-- Start RECORDS TO USE --

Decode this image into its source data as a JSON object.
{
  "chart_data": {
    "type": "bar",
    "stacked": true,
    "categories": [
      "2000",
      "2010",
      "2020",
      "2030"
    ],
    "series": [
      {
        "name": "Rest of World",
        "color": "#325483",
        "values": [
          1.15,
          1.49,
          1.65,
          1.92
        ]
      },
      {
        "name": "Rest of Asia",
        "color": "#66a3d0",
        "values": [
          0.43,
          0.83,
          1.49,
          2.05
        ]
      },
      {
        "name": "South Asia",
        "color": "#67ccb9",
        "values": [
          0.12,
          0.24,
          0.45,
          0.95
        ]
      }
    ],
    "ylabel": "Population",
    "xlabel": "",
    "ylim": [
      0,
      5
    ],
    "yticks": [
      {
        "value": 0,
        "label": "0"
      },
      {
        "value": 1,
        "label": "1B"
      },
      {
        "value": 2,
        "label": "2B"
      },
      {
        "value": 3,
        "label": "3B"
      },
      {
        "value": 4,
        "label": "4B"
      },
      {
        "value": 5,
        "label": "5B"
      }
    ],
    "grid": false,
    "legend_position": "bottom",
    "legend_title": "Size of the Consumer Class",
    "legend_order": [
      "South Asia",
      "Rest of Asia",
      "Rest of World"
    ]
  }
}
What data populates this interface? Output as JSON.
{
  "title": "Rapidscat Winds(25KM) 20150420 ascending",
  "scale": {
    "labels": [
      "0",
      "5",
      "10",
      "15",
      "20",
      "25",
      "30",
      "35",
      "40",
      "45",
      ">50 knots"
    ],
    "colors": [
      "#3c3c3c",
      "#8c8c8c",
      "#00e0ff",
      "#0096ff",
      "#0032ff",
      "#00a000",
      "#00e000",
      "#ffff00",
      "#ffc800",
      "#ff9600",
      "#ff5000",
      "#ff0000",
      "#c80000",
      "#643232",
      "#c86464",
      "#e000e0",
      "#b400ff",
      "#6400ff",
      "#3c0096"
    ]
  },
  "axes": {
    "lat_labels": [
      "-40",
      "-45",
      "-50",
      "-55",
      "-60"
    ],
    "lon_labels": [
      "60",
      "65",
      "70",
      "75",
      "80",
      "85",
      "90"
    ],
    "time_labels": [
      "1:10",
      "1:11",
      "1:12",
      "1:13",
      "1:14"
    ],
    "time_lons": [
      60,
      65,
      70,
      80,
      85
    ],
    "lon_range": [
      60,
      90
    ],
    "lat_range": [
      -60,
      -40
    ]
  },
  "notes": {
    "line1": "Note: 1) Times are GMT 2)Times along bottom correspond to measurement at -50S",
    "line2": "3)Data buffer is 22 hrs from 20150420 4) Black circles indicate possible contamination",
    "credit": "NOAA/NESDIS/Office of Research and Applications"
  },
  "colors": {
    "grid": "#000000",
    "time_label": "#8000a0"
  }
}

-- End RECORDS TO USE --

▶ _OBJECTIVE_
Copy each record from above without leaving any out.

▶ _WRITTEN SOLUTION_
Decode this image into its source data as a JSON object.
{
  "chart_data": {
    "type": "bar",
    "stacked": true,
    "categories": [
      "2000",
      "2010",
      "2020",
      "2030"
    ],
    "series": [
      {
        "name": "Rest of World",
        "color": "#325483",
        "values": [
          1.15,
          1.49,
          1.65,
          1.92
        ]
      },
      {
        "name": "Rest of Asia",
        "color": "#66a3d0",
        "values": [
          0.43,
          0.83,
          1.49,
          2.05
        ]
      },
      {
        "name": "South Asia",
        "color": "#67ccb9",
        "values": [
          0.12,
          0.24,
          0.45,
          0.95
        ]
      }
    ],
    "ylabel": "Population",
    "xlabel": "",
    "ylim": [
      0,
      5
    ],
    "yticks": [
      {
        "value": 0,
        "label": "0"
      },
      {
        "value": 1,
        "label": "1B"
      },
      {
        "value": 2,
        "label": "2B"
      },
      {
        "value": 3,
        "label": "3B"
      },
      {
        "value": 4,
        "label": "4B"
      },
      {
        "value": 5,
        "label": "5B"
      }
    ],
    "grid": false,
    "legend_position": "bottom",
    "legend_title": "Size of the Consumer Class",
    "legend_order": [
      "South Asia",
      "Rest of Asia",
      "Rest of World"
    ]
  }
}
What data populates this interface? Output as JSON.
{
  "title": "Rapidscat Winds(25KM) 20150420 ascending",
  "scale": {
    "labels": [
      "0",
      "5",
      "10",
      "15",
      "20",
      "25",
      "30",
      "35",
      "40",
      "45",
      ">50 knots"
    ],
    "colors": [
      "#3c3c3c",
      "#8c8c8c",
      "#00e0ff",
      "#0096ff",
      "#0032ff",
      "#00a000",
      "#00e000",
      "#ffff00",
      "#ffc800",
      "#ff9600",
      "#ff5000",
      "#ff0000",
      "#c80000",
      "#643232",
      "#c86464",
      "#e000e0",
      "#b400ff",
      "#6400ff",
      "#3c0096"
    ]
  },
  "axes": {
    "lat_labels": [
      "-40",
      "-45",
      "-50",
      "-55",
      "-60"
    ],
    "lon_labels": [
      "60",
      "65",
      "70",
      "75",
      "80",
      "85",
      "90"
    ],
    "time_labels": [
      "1:10",
      "1:11",
      "1:12",
      "1:13",
      "1:14"
    ],
    "time_lons": [
      60,
      65,
      70,
      80,
      85
    ],
    "lon_range": [
      60,
      90
    ],
    "lat_range": [
      -60,
      -40
    ]
  },
  "notes": {
    "line1": "Note: 1) Times are GMT 2)Times along bottom correspond to measurement at -50S",
    "line2": "3)Data buffer is 22 hrs from 20150420 4) Black circles indicate possible contamination",
    "credit": "NOAA/NESDIS/Office of Research and Applications"
  },
  "colors": {
    "grid": "#000000",
    "time_label": "#8000a0"
  }
}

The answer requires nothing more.